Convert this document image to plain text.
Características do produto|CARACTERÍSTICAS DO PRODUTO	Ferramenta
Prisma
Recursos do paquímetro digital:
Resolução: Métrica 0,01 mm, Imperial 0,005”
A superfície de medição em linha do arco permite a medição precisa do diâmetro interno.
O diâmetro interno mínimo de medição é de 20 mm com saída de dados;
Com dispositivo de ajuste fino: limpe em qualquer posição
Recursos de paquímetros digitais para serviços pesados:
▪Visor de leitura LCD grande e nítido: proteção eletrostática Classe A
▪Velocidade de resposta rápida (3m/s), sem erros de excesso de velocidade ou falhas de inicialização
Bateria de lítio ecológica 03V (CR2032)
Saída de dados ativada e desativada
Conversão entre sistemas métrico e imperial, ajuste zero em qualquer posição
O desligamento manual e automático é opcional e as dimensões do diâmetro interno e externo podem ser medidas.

» What the task requires
Without changing a word, restate the whole listing.

» Reply
Convert this document image to plain text.
Características do produto|CARACTERÍSTICAS DO PRODUTO	Ferramenta
Prisma
Recursos do paquímetro digital:
Resolução: Métrica 0,01 mm, Imperial 0,005”
A superfície de medição em linha do arco permite a medição precisa do diâmetro interno.
O diâmetro interno mínimo de medição é de 20 mm com saída de dados;
Com dispositivo de ajuste fino: limpe em qualquer posição
Recursos de paquímetros digitais para serviços pesados:
▪Visor de leitura LCD grande e nítido: proteção eletrostática Classe A
▪Velocidade de resposta rápida (3m/s), sem erros de excesso de velocidade ou falhas de inicialização
Bateria de lítio ecológica 03V (CR2032)
Saída de dados ativada e desativada
Conversão entre sistemas métrico e imperial, ajuste zero em qualquer posição
O desligamento manual e automático é opcional e as dimensões do diâmetro interno e externo podem ser medidas.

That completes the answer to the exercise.